#### PROVIDED DATA
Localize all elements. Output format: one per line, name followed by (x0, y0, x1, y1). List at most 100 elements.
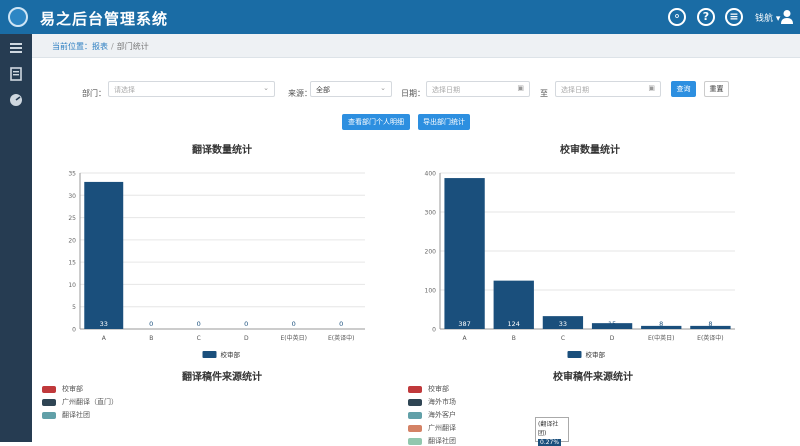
sidebar (0, 34, 32, 442)
legend-label: 校审部 (586, 350, 606, 359)
tooltip-label: (翻译社团) (538, 421, 559, 437)
data-label: 33 (100, 320, 108, 328)
legend-item[interactable]: 海外市场 (408, 397, 456, 407)
legend-label: 校审部 (428, 385, 449, 393)
breadcrumb-separator: / (111, 42, 114, 51)
dashboard-icon[interactable] (8, 92, 24, 108)
legend-swatch (42, 385, 56, 393)
legend-label: 校审部 (221, 350, 241, 359)
export-button[interactable]: 导出部门统计 (418, 114, 470, 130)
chevron-down-icon: ⌄ (380, 84, 386, 92)
list-icon[interactable] (8, 40, 24, 56)
y-tick-label: 10 (68, 282, 76, 289)
help-icon[interactable]: ? (697, 8, 715, 26)
x-tick-label: C (197, 335, 201, 342)
legend-item[interactable]: 海外客户 (408, 410, 456, 420)
data-label: 15 (608, 320, 616, 328)
data-label: 33 (559, 320, 567, 328)
breadcrumb-prefix: 当前位置： (52, 42, 92, 51)
y-tick-label: 100 (425, 288, 437, 295)
data-label: 124 (508, 320, 520, 328)
legend-swatch (42, 398, 56, 406)
chart-title-translation-source: 翻译稿件来源统计 (182, 372, 262, 383)
legend-item[interactable]: 广州翻译（直门） (42, 397, 118, 407)
data-label: 8 (659, 320, 663, 328)
x-tick-label: B (149, 335, 153, 342)
legend-item[interactable]: 翻译社团 (42, 410, 90, 420)
y-tick-label: 400 (425, 171, 437, 178)
legend-label: 翻译社团 (62, 411, 90, 419)
date-to-label: 至 (540, 89, 548, 98)
x-tick-label: E(英译中) (697, 334, 723, 342)
source-label: 来源： (288, 89, 312, 98)
translation-bar-chart: 0 5 10 15 20 25 30 35 33 A 0 B 0 C 0 D 0 E(中英日) 0 E(英译中) 校审部 (68, 171, 365, 359)
y-tick-label: 30 (68, 193, 76, 200)
legend-swatch (408, 385, 422, 393)
y-tick-label: 25 (68, 215, 76, 222)
legend-swatch (408, 411, 422, 419)
query-button[interactable]: 查询 (671, 81, 696, 97)
legend-item[interactable]: 广州翻译 (408, 423, 456, 433)
y-tick-label: 300 (425, 210, 437, 217)
date-end-input[interactable]: 选择日期 ▣ (555, 81, 661, 97)
data-label: 0 (149, 320, 153, 328)
legend-swatch (202, 351, 217, 358)
chart-title-translation: 翻译数量统计 (192, 145, 252, 156)
app-title: 易之后台管理系统 (40, 10, 169, 28)
x-tick-label: C (561, 335, 565, 342)
y-tick-label: 35 (68, 171, 76, 178)
data-label: 0 (197, 320, 201, 328)
breadcrumb: 当前位置：报表 / 部门统计 (32, 34, 800, 58)
bell-icon[interactable]: ⚬ (668, 8, 686, 26)
legend-label: 广州翻译（直门） (62, 398, 118, 406)
dept-placeholder: 请选择 (114, 86, 135, 94)
document-icon[interactable] (8, 66, 24, 82)
legend-item[interactable]: 校审部 (42, 384, 83, 394)
legend-swatch (567, 351, 582, 358)
y-tick-label: 5 (72, 304, 76, 311)
legend-label: 校审部 (62, 385, 83, 393)
data-label: 8 (708, 320, 712, 328)
person-stats-button[interactable]: 查看部门个人明细 (342, 114, 410, 130)
x-tick-label: D (610, 335, 615, 342)
legend-swatch (408, 424, 422, 432)
data-label: 387 (458, 320, 470, 328)
legend-item[interactable]: 翻译社团 (408, 436, 456, 446)
breadcrumb-parent[interactable]: 报表 (92, 42, 108, 51)
reset-button[interactable]: 重置 (704, 81, 729, 97)
calendar-icon: ▣ (517, 84, 524, 92)
y-tick-label: 15 (68, 260, 76, 267)
legend-label: 海外市场 (428, 398, 456, 406)
legend-label: 翻译社团 (428, 437, 456, 445)
x-tick-label: E(英译中) (328, 334, 354, 342)
date-start-placeholder: 选择日期 (432, 86, 460, 94)
legend-label: 海外客户 (428, 411, 456, 419)
review-bar-chart: 0 100 200 300 400 387 A 124 B 33 C 15 D 8 E(中英日) 8 E(英译中… (425, 171, 735, 359)
legend-swatch (408, 437, 422, 445)
y-tick-label: 20 (68, 237, 76, 244)
legend-swatch (408, 398, 422, 406)
message-icon[interactable]: ≡ (725, 8, 743, 26)
data-label: 0 (292, 320, 296, 328)
chart-title-review: 校审数量统计 (560, 145, 620, 156)
tooltip-value: 0.27% (538, 439, 562, 446)
user-icon[interactable] (780, 9, 794, 25)
source-value: 全部 (316, 86, 330, 94)
x-tick-label: A (102, 335, 107, 342)
x-tick-label: E(中英日) (281, 334, 307, 342)
date-start-input[interactable]: 选择日期 ▣ (426, 81, 530, 97)
user-menu[interactable]: 钱航 ▾ (755, 11, 780, 24)
chart-title-review-source: 校审稿件来源统计 (553, 372, 633, 383)
legend-label: 广州翻译 (428, 424, 456, 432)
top-bar: 易之后台管理系统 ⚬ ? ≡ 钱航 ▾ (0, 0, 800, 34)
y-tick-label: 200 (425, 249, 437, 256)
logo-icon (8, 7, 28, 27)
date-end-placeholder: 选择日期 (561, 86, 589, 94)
source-select[interactable]: 全部 ⌄ (310, 81, 392, 97)
dept-label: 部门： (82, 89, 106, 98)
legend-item[interactable]: 校审部 (408, 384, 449, 394)
x-tick-label: E(中英日) (648, 334, 674, 342)
dept-select[interactable]: 请选择 ⌄ (108, 81, 275, 97)
data-label: 0 (244, 320, 248, 328)
chevron-down-icon: ⌄ (263, 84, 269, 92)
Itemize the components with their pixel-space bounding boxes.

#### WHAT YOU ARE ASKED TO DO
Print the lines of the material starting with the line containing "sidebar (0, 34, 32, 442)" and going on through the line containing "breadcrumb-separator: / (111, 42, 114, 51)", reproducing them exactly.

#### OUTPUT BELOW
sidebar (0, 34, 32, 442)
legend-label: 校审部 (586, 350, 606, 359)
tooltip-label: (翻译社团) (538, 421, 559, 437)
data-label: 33 (100, 320, 108, 328)
legend-item[interactable]: 海外市场 (408, 397, 456, 407)
legend-label: 校审部 (428, 385, 449, 393)
breadcrumb-separator: / (111, 42, 114, 51)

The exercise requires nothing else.